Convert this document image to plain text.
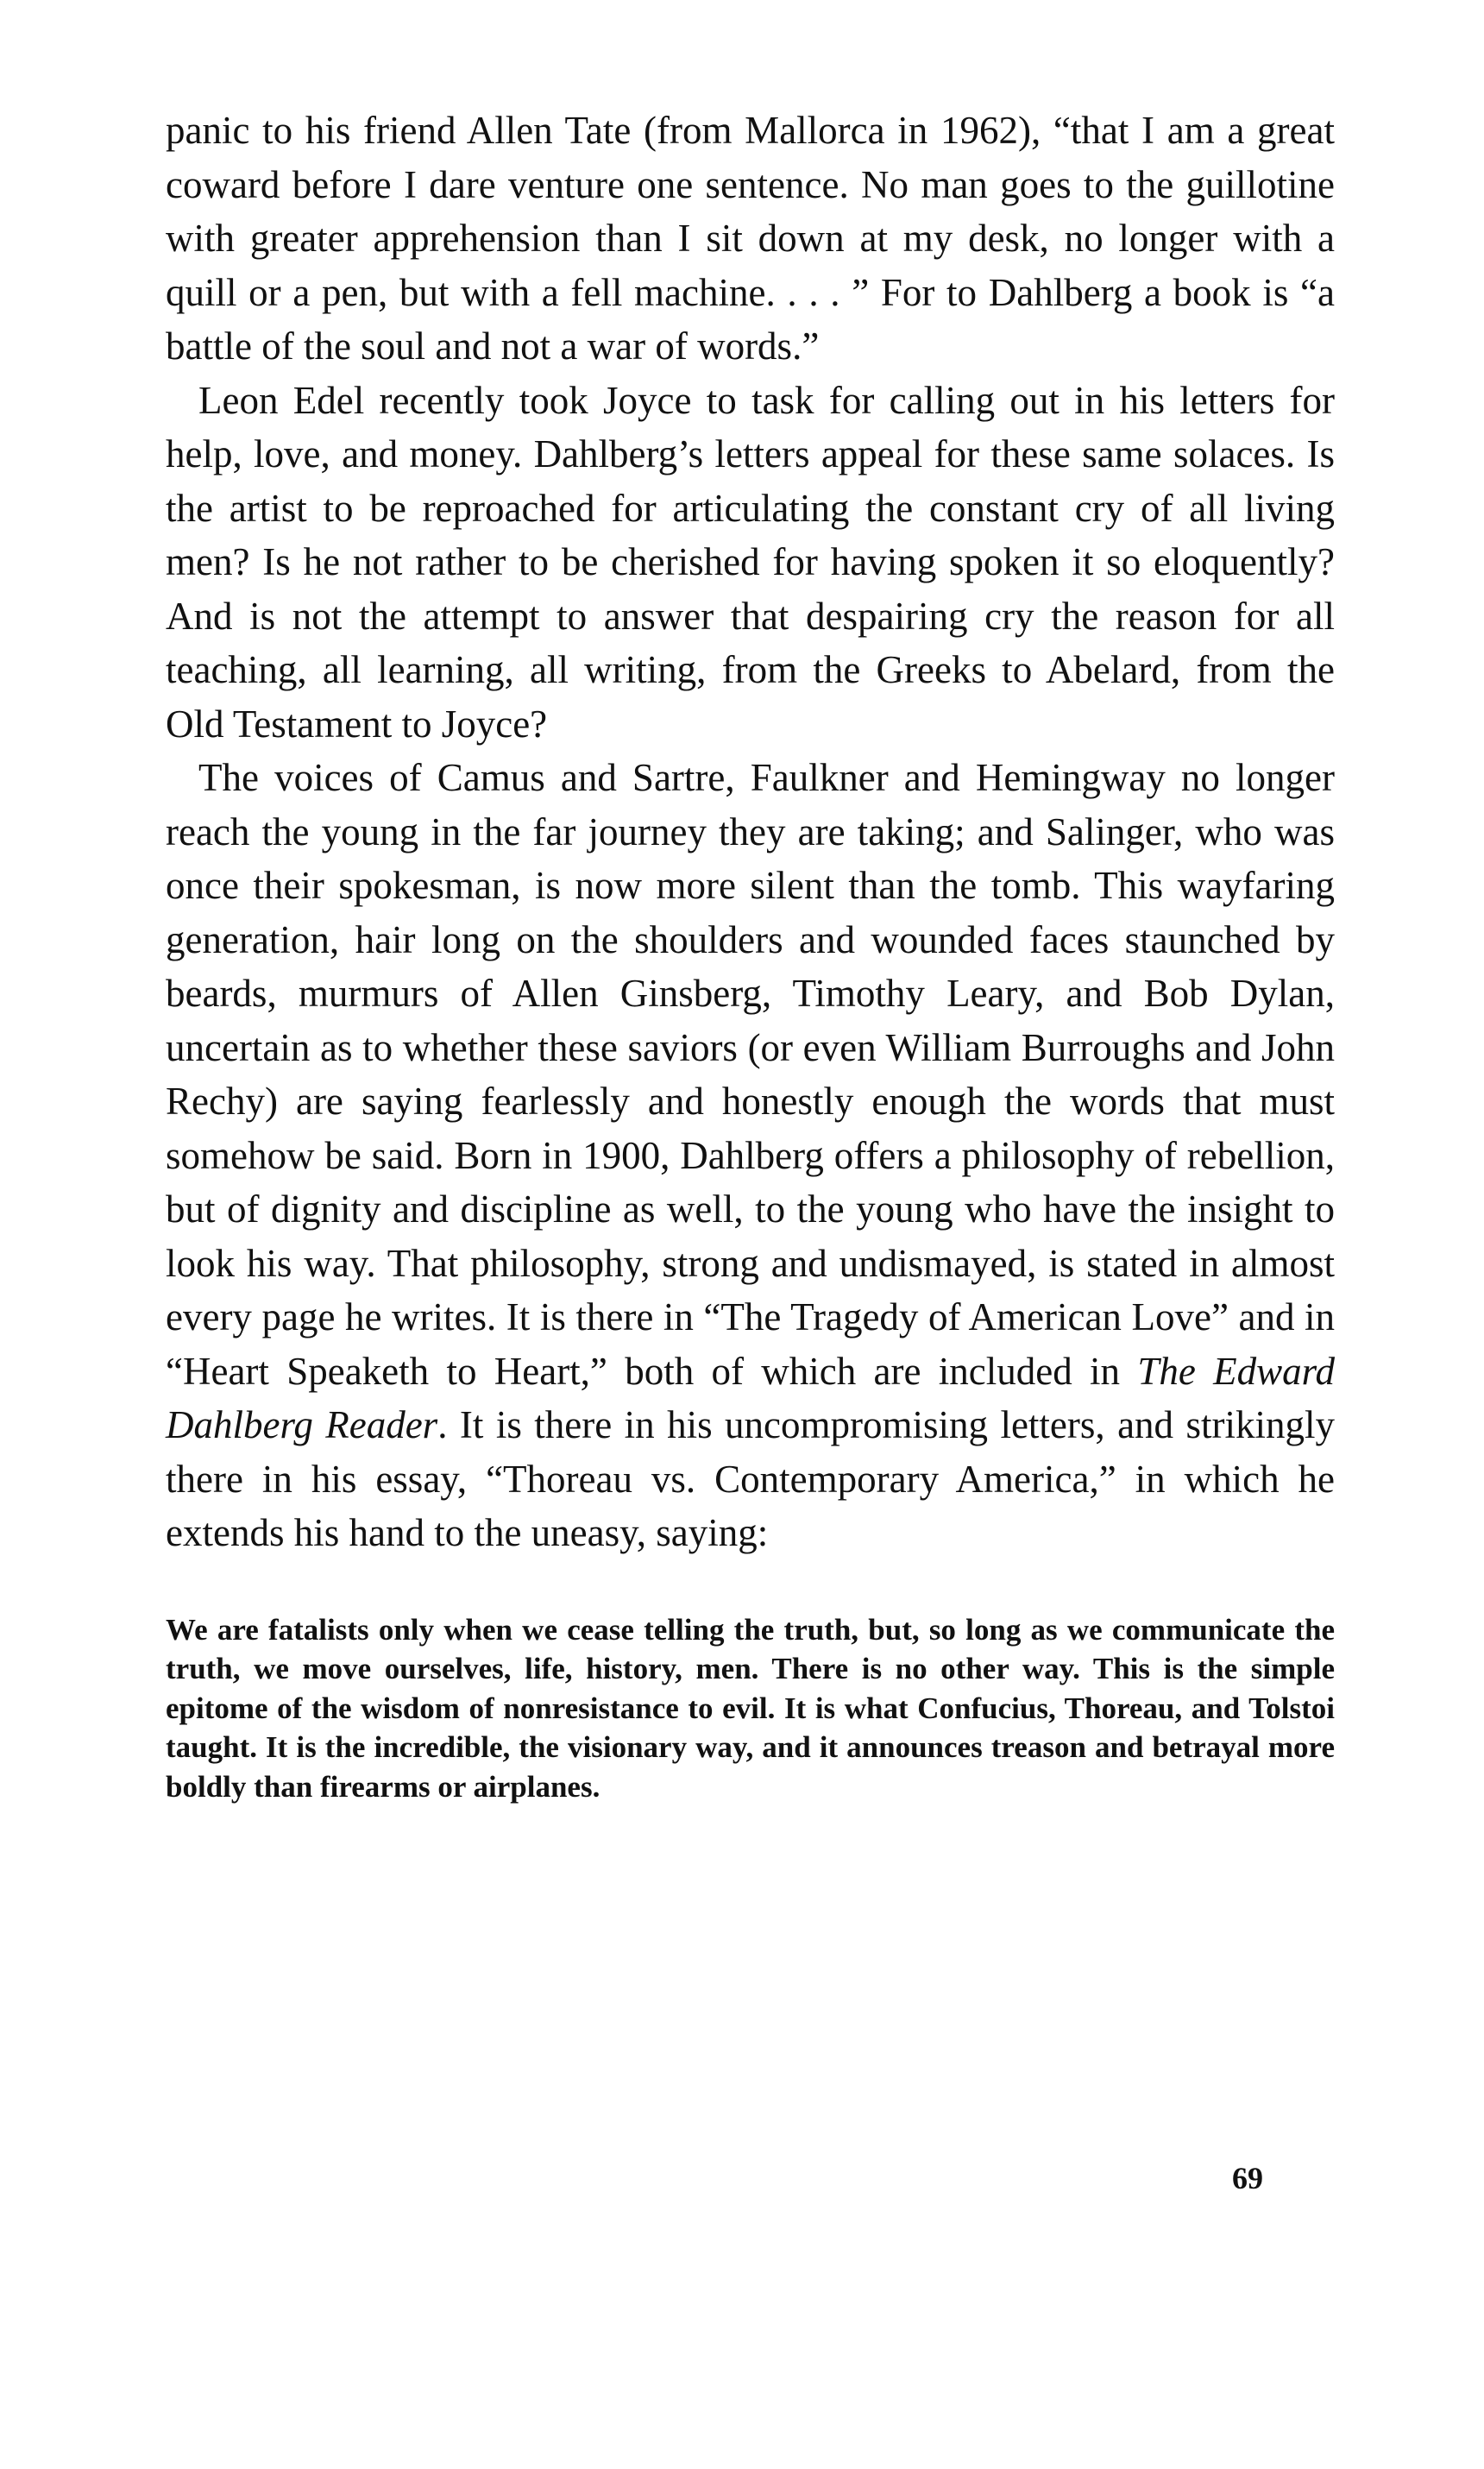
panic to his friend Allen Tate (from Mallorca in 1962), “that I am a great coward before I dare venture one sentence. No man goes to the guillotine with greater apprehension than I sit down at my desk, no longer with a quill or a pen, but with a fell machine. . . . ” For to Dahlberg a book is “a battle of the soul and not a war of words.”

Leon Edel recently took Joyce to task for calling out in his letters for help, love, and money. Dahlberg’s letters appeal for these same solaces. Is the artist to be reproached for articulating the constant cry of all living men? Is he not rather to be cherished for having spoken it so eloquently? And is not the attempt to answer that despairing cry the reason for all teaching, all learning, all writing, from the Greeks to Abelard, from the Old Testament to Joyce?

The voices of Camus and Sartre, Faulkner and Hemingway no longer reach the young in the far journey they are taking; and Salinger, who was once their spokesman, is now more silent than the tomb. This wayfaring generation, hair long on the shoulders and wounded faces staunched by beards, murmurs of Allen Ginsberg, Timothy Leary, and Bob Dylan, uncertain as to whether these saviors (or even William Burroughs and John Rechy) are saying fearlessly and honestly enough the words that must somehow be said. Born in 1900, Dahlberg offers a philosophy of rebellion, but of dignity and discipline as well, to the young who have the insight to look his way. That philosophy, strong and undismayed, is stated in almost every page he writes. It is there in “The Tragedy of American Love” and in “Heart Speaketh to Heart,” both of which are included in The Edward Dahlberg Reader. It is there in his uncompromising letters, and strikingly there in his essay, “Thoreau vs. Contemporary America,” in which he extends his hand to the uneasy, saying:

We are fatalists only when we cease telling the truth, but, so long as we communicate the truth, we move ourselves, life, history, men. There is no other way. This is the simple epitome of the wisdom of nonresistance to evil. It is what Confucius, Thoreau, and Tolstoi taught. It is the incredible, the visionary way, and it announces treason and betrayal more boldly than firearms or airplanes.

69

* * *

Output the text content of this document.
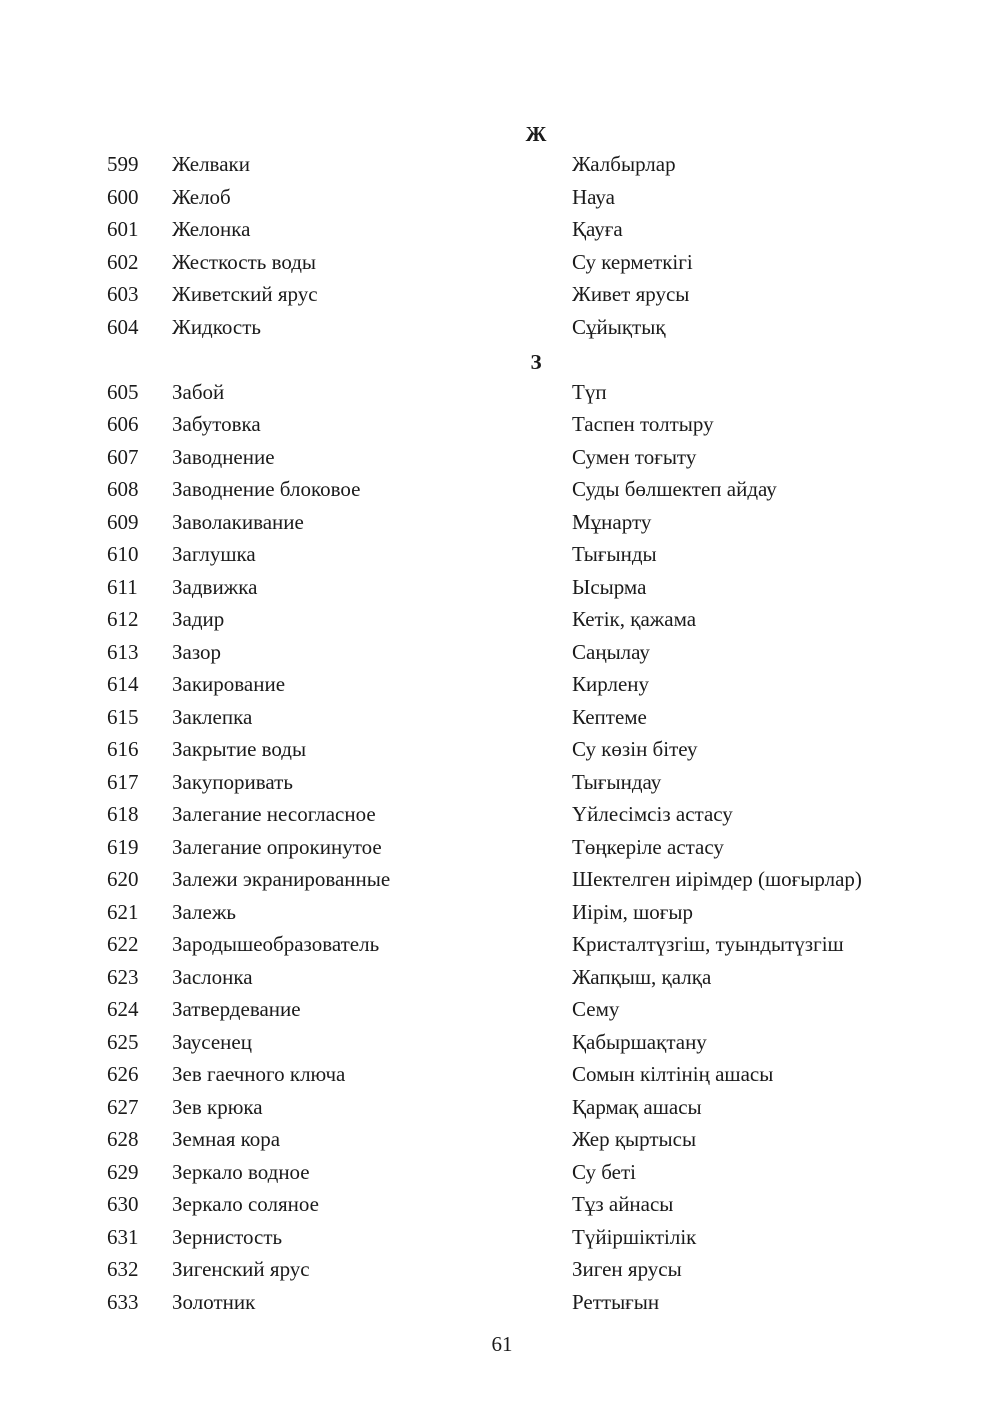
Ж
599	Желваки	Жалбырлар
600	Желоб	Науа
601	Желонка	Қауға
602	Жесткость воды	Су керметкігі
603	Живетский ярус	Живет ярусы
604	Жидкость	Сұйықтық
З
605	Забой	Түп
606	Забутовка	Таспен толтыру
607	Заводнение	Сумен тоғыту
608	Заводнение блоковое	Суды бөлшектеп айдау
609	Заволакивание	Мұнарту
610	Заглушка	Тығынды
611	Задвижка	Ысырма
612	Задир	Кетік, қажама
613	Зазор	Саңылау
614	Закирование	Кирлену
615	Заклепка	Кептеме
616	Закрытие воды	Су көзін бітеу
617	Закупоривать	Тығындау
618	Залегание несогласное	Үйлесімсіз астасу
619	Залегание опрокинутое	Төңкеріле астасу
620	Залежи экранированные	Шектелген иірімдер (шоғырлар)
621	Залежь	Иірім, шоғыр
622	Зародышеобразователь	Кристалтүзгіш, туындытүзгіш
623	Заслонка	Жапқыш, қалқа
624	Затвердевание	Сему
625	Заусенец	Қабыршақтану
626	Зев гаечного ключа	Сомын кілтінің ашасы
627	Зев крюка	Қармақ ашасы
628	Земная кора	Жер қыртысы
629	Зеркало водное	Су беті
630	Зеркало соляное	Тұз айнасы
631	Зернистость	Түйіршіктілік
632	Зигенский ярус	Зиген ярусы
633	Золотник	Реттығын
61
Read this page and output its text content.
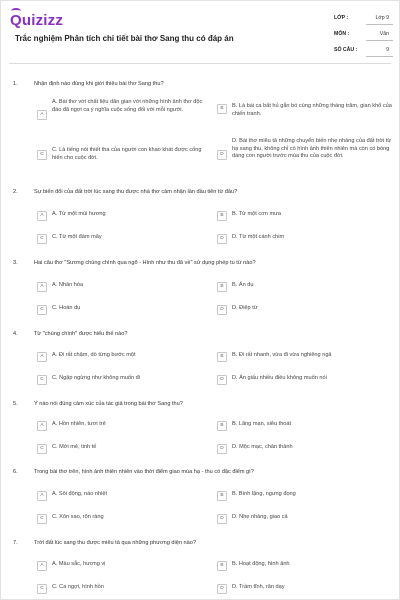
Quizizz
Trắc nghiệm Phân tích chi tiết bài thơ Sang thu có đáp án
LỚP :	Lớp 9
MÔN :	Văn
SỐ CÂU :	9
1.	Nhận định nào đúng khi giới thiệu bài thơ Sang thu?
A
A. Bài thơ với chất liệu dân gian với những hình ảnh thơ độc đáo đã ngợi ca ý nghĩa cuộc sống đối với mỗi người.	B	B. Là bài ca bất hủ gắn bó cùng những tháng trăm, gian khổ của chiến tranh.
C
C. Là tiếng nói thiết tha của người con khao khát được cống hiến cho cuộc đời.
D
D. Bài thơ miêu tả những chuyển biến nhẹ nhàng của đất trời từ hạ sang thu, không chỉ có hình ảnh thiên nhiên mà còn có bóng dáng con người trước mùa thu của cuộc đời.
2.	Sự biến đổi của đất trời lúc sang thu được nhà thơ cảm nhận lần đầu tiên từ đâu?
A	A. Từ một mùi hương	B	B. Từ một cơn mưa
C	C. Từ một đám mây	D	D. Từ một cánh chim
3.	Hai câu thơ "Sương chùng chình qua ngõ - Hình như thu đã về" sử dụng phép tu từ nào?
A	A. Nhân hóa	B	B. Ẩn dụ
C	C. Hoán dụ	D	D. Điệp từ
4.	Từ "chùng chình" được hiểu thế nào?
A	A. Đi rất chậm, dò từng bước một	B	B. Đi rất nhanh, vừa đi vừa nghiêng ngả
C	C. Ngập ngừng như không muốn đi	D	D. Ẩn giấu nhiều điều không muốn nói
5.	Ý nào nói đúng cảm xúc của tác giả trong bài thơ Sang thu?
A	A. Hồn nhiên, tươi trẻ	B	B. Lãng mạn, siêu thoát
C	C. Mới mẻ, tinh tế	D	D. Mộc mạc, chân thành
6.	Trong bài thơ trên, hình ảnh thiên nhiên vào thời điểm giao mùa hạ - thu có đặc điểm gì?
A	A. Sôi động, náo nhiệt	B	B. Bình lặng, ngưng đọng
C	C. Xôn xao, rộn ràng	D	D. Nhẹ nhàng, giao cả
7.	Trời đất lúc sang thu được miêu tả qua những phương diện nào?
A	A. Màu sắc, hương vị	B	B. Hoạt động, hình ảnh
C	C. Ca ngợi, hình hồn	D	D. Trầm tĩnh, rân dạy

* * *

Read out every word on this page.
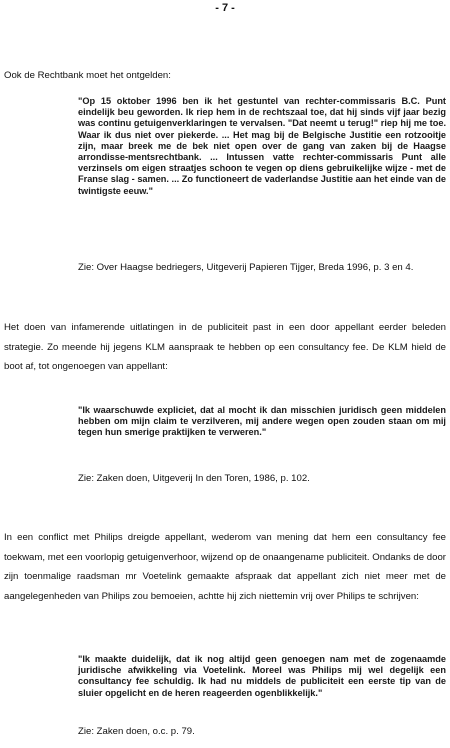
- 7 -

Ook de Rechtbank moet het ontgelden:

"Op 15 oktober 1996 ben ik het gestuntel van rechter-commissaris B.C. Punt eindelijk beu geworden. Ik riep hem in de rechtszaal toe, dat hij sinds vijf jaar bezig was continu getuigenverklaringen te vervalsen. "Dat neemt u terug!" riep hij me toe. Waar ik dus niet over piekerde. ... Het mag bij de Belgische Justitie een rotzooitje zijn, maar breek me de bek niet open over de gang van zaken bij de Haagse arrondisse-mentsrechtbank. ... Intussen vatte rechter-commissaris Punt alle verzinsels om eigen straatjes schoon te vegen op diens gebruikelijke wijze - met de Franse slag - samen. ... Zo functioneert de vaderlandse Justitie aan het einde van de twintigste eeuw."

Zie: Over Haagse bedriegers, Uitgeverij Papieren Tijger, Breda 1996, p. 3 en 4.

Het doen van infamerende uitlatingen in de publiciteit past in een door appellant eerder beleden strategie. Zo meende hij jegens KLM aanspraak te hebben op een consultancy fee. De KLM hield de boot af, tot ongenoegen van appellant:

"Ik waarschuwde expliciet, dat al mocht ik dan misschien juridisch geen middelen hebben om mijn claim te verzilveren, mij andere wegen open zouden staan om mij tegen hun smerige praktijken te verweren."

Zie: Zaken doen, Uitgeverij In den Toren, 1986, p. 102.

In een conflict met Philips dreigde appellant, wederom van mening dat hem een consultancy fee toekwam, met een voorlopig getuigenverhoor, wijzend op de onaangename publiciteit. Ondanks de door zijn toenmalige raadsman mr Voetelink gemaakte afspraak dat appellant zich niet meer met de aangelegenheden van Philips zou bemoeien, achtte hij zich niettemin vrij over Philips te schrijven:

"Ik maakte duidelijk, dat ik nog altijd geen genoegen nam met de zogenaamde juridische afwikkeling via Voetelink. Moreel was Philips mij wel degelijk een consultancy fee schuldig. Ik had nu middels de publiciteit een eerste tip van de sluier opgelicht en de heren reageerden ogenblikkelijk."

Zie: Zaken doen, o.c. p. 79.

> [TASK]: Only the number is wanted: how many lines of the material contain the word "Uitgeverij"?

> [RESPONSE TO THIS EXERCISE]: 2